- DATA TO PROCESS -
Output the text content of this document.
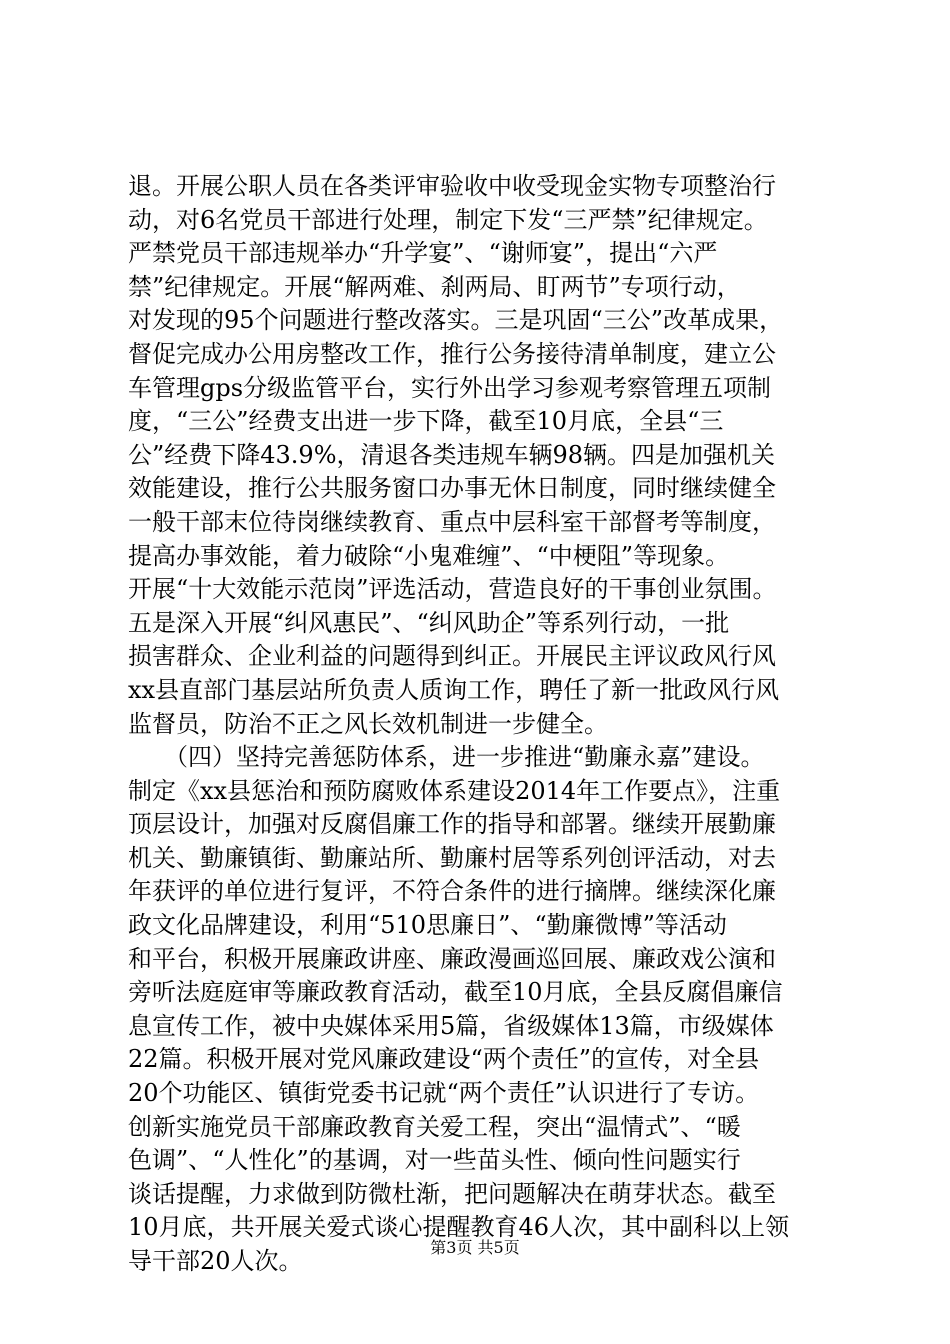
退。开展公职人员在各类评审验收中收受现金实物专项整治行
动，对6名党员干部进行处理，制定下发“三严禁”纪律规定。
严禁党员干部违规举办“升学宴”、“谢师宴”，提出“六严
禁”纪律规定。开展“解两难、刹两局、盯两节”专项行动，
对发现的95个问题进行整改落实。三是巩固“三公”改革成果，
督促完成办公用房整改工作，推行公务接待清单制度，建立公
车管理gps分级监管平台，实行外出学习参观考察管理五项制
度，“三公”经费支出进一步下降，截至10月底，全县“三
公”经费下降43.9%，清退各类违规车辆98辆。四是加强机关
效能建设，推行公共服务窗口办事无休日制度，同时继续健全
一般干部末位待岗继续教育、重点中层科室干部督考等制度，
提高办事效能，着力破除“小鬼难缠”、“中梗阻”等现象。
开展“十大效能示范岗”评选活动，营造良好的干事创业氛围。
五是深入开展“纠风惠民”、“纠风助企”等系列行动，一批
损害群众、企业利益的问题得到纠正。开展民主评议政风行风
xx县直部门基层站所负责人质询工作，聘任了新一批政风行风
监督员，防治不正之风长效机制进一步健全。
　　（四）坚持完善惩防体系，进一步推进“勤廉永嘉”建设。
制定《xx县惩治和预防腐败体系建设2014年工作要点》，注重
顶层设计，加强对反腐倡廉工作的指导和部署。继续开展勤廉
机关、勤廉镇街、勤廉站所、勤廉村居等系列创评活动，对去
年获评的单位进行复评，不符合条件的进行摘牌。继续深化廉
政文化品牌建设，利用“510思廉日”、“勤廉微博”等活动
和平台，积极开展廉政讲座、廉政漫画巡回展、廉政戏公演和
旁听法庭庭审等廉政教育活动，截至10月底，全县反腐倡廉信
息宣传工作，被中央媒体采用5篇，省级媒体13篇，市级媒体
22篇。积极开展对党风廉政建设“两个责任”的宣传，对全县
20个功能区、镇街党委书记就“两个责任”认识进行了专访。
创新实施党员干部廉政教育关爱工程，突出“温情式”、“暖
色调”、“人性化”的基调，对一些苗头性、倾向性问题实行
谈话提醒，力求做到防微杜渐，把问题解决在萌芽状态。截至
10月底，共开展关爱式谈心提醒教育46人次，其中副科以上领
导干部20人次。	第3页 共5页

- AIM OF THE TASK -
Determine how many lines of the records above contain the word "纪律规定", and report only that number.

- PROBLEM SOLUTION -
2